- _RECORD SET_:
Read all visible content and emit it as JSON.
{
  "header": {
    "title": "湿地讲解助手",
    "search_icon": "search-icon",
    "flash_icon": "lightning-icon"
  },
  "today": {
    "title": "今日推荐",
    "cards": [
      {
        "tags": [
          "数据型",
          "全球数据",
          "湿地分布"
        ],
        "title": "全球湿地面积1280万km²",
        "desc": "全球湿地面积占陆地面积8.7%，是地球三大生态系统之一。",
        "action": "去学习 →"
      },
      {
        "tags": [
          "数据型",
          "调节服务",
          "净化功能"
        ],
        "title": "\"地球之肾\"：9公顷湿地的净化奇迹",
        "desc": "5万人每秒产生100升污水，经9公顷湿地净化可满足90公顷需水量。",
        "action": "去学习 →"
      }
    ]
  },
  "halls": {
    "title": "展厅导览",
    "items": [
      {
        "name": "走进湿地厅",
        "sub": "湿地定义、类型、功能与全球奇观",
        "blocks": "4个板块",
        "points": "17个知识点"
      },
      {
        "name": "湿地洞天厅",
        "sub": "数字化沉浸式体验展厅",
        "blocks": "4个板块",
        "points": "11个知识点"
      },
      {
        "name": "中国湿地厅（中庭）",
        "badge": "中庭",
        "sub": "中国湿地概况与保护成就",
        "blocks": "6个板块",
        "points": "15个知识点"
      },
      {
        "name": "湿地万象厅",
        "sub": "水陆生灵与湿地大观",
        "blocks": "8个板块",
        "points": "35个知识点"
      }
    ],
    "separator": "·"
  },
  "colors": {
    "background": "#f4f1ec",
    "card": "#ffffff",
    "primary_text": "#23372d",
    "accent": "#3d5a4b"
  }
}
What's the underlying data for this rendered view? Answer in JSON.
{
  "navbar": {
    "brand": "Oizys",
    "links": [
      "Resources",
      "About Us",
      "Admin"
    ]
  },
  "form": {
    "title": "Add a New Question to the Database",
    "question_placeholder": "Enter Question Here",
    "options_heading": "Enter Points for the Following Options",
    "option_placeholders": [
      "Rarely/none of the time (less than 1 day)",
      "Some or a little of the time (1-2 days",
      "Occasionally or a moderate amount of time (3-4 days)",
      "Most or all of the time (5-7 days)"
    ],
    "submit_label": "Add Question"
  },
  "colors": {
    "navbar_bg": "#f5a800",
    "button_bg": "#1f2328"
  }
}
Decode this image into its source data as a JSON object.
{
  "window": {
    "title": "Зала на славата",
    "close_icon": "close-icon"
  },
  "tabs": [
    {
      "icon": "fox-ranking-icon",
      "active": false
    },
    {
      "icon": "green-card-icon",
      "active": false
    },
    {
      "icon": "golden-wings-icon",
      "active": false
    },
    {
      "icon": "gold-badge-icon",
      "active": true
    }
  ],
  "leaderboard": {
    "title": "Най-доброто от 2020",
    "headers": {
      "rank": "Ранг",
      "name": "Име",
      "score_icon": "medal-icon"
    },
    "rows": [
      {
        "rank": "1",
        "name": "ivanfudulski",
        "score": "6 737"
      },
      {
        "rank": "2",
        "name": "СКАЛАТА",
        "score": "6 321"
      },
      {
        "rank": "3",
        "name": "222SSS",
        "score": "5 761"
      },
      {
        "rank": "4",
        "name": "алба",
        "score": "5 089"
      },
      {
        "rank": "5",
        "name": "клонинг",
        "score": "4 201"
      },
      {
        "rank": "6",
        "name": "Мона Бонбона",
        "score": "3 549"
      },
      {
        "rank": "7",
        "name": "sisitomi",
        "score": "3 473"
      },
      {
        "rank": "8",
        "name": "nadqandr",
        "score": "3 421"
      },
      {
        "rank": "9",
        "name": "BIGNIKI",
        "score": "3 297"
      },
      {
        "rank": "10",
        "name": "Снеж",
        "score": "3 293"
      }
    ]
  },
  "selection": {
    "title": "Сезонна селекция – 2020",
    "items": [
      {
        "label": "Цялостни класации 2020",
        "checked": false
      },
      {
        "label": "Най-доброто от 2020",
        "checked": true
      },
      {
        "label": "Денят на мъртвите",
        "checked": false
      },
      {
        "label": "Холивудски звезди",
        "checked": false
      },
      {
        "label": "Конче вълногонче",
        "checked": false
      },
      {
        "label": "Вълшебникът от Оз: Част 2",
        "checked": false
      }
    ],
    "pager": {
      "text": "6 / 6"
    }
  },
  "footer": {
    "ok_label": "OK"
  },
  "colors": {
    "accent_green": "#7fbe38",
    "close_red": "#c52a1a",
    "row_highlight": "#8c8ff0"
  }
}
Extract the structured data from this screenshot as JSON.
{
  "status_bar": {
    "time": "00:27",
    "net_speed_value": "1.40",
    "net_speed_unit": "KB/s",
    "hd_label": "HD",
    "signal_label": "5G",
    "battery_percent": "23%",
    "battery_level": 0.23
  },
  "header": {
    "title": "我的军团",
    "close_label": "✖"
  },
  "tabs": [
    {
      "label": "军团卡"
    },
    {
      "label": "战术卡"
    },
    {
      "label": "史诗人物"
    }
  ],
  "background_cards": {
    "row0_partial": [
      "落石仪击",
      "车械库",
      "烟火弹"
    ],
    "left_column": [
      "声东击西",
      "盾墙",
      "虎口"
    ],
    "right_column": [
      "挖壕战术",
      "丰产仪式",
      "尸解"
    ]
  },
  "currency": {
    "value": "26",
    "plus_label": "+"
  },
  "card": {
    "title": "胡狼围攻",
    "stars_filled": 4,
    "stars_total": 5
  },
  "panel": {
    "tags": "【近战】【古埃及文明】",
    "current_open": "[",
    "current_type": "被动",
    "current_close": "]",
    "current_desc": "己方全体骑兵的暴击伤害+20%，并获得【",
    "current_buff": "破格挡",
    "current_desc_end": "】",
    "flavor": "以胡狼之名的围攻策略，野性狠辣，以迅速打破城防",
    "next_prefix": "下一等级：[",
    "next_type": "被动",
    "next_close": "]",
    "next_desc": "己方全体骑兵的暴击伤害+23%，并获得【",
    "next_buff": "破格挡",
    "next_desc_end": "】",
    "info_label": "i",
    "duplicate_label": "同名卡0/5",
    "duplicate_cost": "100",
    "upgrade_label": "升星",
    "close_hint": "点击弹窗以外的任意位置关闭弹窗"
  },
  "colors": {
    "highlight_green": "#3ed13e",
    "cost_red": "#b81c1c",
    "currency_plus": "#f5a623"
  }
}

- _DIRECTIONS FOR THIS TASK_: Exactly as written, please output every entry.

- _RESPONSE TO THE EXERCISE_:
Read all visible content and emit it as JSON.
{
  "header": {
    "title": "湿地讲解助手",
    "search_icon": "search-icon",
    "flash_icon": "lightning-icon"
  },
  "today": {
    "title": "今日推荐",
    "cards": [
      {
        "tags": [
          "数据型",
          "全球数据",
          "湿地分布"
        ],
        "title": "全球湿地面积1280万km²",
        "desc": "全球湿地面积占陆地面积8.7%，是地球三大生态系统之一。",
        "action": "去学习 →"
      },
      {
        "tags": [
          "数据型",
          "调节服务",
          "净化功能"
        ],
        "title": "\"地球之肾\"：9公顷湿地的净化奇迹",
        "desc": "5万人每秒产生100升污水，经9公顷湿地净化可满足90公顷需水量。",
        "action": "去学习 →"
      }
    ]
  },
  "halls": {
    "title": "展厅导览",
    "items": [
      {
        "name": "走进湿地厅",
        "sub": "湿地定义、类型、功能与全球奇观",
        "blocks": "4个板块",
        "points": "17个知识点"
      },
      {
        "name": "湿地洞天厅",
        "sub": "数字化沉浸式体验展厅",
        "blocks": "4个板块",
        "points": "11个知识点"
      },
      {
        "name": "中国湿地厅（中庭）",
        "badge": "中庭",
        "sub": "中国湿地概况与保护成就",
        "blocks": "6个板块",
        "points": "15个知识点"
      },
      {
        "name": "湿地万象厅",
        "sub": "水陆生灵与湿地大观",
        "blocks": "8个板块",
        "points": "35个知识点"
      }
    ],
    "separator": "·"
  },
  "colors": {
    "background": "#f4f1ec",
    "card": "#ffffff",
    "primary_text": "#23372d",
    "accent": "#3d5a4b"
  }
}
What's the underlying data for this rendered view? Answer in JSON.
{
  "navbar": {
    "brand": "Oizys",
    "links": [
      "Resources",
      "About Us",
      "Admin"
    ]
  },
  "form": {
    "title": "Add a New Question to the Database",
    "question_placeholder": "Enter Question Here",
    "options_heading": "Enter Points for the Following Options",
    "option_placeholders": [
      "Rarely/none of the time (less than 1 day)",
      "Some or a little of the time (1-2 days",
      "Occasionally or a moderate amount of time (3-4 days)",
      "Most or all of the time (5-7 days)"
    ],
    "submit_label": "Add Question"
  },
  "colors": {
    "navbar_bg": "#f5a800",
    "button_bg": "#1f2328"
  }
}
Decode this image into its source data as a JSON object.
{
  "window": {
    "title": "Зала на славата",
    "close_icon": "close-icon"
  },
  "tabs": [
    {
      "icon": "fox-ranking-icon",
      "active": false
    },
    {
      "icon": "green-card-icon",
      "active": false
    },
    {
      "icon": "golden-wings-icon",
      "active": false
    },
    {
      "icon": "gold-badge-icon",
      "active": true
    }
  ],
  "leaderboard": {
    "title": "Най-доброто от 2020",
    "headers": {
      "rank": "Ранг",
      "name": "Име",
      "score_icon": "medal-icon"
    },
    "rows": [
      {
        "rank": "1",
        "name": "ivanfudulski",
        "score": "6 737"
      },
      {
        "rank": "2",
        "name": "СКАЛАТА",
        "score": "6 321"
      },
      {
        "rank": "3",
        "name": "222SSS",
        "score": "5 761"
      },
      {
        "rank": "4",
        "name": "алба",
        "score": "5 089"
      },
      {
        "rank": "5",
        "name": "клонинг",
        "score": "4 201"
      },
      {
        "rank": "6",
        "name": "Мона Бонбона",
        "score": "3 549"
      },
      {
        "rank": "7",
        "name": "sisitomi",
        "score": "3 473"
      },
      {
        "rank": "8",
        "name": "nadqandr",
        "score": "3 421"
      },
      {
        "rank": "9",
        "name": "BIGNIKI",
        "score": "3 297"
      },
      {
        "rank": "10",
        "name": "Снеж",
        "score": "3 293"
      }
    ]
  },
  "selection": {
    "title": "Сезонна селекция – 2020",
    "items": [
      {
        "label": "Цялостни класации 2020",
        "checked": false
      },
      {
        "label": "Най-доброто от 2020",
        "checked": true
      },
      {
        "label": "Денят на мъртвите",
        "checked": false
      },
      {
        "label": "Холивудски звезди",
        "checked": false
      },
      {
        "label": "Конче вълногонче",
        "checked": false
      },
      {
        "label": "Вълшебникът от Оз: Част 2",
        "checked": false
      }
    ],
    "pager": {
      "text": "6 / 6"
    }
  },
  "footer": {
    "ok_label": "OK"
  },
  "colors": {
    "accent_green": "#7fbe38",
    "close_red": "#c52a1a",
    "row_highlight": "#8c8ff0"
  }
}
Extract the structured data from this screenshot as JSON.
{
  "status_bar": {
    "time": "00:27",
    "net_speed_value": "1.40",
    "net_speed_unit": "KB/s",
    "hd_label": "HD",
    "signal_label": "5G",
    "battery_percent": "23%",
    "battery_level": 0.23
  },
  "header": {
    "title": "我的军团",
    "close_label": "✖"
  },
  "tabs": [
    {
      "label": "军团卡"
    },
    {
      "label": "战术卡"
    },
    {
      "label": "史诗人物"
    }
  ],
  "background_cards": {
    "row0_partial": [
      "落石仪击",
      "车械库",
      "烟火弹"
    ],
    "left_column": [
      "声东击西",
      "盾墙",
      "虎口"
    ],
    "right_column": [
      "挖壕战术",
      "丰产仪式",
      "尸解"
    ]
  },
  "currency": {
    "value": "26",
    "plus_label": "+"
  },
  "card": {
    "title": "胡狼围攻",
    "stars_filled": 4,
    "stars_total": 5
  },
  "panel": {
    "tags": "【近战】【古埃及文明】",
    "current_open": "[",
    "current_type": "被动",
    "current_close": "]",
    "current_desc": "己方全体骑兵的暴击伤害+20%，并获得【",
    "current_buff": "破格挡",
    "current_desc_end": "】",
    "flavor": "以胡狼之名的围攻策略，野性狠辣，以迅速打破城防",
    "next_prefix": "下一等级：[",
    "next_type": "被动",
    "next_close": "]",
    "next_desc": "己方全体骑兵的暴击伤害+23%，并获得【",
    "next_buff": "破格挡",
    "next_desc_end": "】",
    "info_label": "i",
    "duplicate_label": "同名卡0/5",
    "duplicate_cost": "100",
    "upgrade_label": "升星",
    "close_hint": "点击弹窗以外的任意位置关闭弹窗"
  },
  "colors": {
    "highlight_green": "#3ed13e",
    "cost_red": "#b81c1c",
    "currency_plus": "#f5a623"
  }
}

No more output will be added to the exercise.